**OBJECTIVE:**
Count the lines in the data below that contain the string "icon", with case counting, and give only the number.

Extracted data entries
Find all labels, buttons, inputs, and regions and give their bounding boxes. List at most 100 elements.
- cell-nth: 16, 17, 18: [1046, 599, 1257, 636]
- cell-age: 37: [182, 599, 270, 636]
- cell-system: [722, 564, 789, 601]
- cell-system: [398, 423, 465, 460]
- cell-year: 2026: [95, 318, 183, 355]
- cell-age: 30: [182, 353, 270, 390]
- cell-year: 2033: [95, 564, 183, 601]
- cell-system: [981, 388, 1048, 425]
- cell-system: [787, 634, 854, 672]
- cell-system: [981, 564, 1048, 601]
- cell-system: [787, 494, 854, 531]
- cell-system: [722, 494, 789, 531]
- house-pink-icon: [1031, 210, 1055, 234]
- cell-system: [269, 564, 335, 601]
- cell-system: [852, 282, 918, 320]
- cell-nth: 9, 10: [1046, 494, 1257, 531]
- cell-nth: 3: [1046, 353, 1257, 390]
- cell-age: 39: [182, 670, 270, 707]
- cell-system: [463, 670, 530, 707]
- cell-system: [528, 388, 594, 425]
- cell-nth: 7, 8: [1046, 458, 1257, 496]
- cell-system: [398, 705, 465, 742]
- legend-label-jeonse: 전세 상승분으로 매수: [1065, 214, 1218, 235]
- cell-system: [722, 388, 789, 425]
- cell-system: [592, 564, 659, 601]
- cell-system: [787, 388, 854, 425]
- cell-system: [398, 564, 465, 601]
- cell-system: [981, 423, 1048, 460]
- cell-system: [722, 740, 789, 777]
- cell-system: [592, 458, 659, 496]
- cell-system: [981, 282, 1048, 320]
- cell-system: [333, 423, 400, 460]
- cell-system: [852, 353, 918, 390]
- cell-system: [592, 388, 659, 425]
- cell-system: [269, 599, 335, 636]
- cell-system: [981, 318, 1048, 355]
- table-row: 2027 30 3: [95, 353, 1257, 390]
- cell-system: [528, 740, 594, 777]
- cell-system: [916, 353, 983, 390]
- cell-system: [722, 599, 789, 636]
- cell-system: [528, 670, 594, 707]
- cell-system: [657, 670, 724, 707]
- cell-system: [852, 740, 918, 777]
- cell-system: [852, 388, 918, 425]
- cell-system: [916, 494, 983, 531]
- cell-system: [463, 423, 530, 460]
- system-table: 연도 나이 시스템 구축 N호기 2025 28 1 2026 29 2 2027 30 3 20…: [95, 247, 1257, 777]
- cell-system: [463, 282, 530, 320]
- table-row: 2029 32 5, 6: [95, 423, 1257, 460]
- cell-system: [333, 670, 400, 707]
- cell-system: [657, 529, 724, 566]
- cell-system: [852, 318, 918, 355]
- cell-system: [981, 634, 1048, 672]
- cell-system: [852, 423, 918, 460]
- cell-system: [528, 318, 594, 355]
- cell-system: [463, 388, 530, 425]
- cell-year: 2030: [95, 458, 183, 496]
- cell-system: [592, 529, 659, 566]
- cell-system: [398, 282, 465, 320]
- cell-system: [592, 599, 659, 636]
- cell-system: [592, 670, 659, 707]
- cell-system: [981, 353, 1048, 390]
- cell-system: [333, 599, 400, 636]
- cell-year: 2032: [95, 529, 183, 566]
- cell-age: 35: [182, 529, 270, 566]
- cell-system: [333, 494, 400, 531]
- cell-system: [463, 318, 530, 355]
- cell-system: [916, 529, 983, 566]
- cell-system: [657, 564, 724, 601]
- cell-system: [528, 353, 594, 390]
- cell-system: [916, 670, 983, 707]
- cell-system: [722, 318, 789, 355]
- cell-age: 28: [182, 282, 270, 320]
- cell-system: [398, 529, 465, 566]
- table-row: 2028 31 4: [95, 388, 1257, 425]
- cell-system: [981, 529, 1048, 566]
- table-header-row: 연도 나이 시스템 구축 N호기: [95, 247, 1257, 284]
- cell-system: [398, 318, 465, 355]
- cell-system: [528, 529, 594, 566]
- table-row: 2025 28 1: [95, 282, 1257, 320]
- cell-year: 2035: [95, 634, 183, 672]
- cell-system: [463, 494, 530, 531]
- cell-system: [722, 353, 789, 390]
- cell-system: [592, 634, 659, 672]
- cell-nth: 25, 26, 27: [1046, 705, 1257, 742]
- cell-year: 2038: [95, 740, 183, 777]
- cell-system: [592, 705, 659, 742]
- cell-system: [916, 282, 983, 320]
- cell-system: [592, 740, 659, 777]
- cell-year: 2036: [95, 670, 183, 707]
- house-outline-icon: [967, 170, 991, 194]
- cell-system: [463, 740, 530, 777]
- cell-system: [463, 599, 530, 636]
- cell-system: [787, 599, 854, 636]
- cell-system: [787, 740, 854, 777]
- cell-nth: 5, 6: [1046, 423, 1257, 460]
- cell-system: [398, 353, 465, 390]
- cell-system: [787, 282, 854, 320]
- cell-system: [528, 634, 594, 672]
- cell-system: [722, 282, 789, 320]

**EXERCISE ANSWER:**
2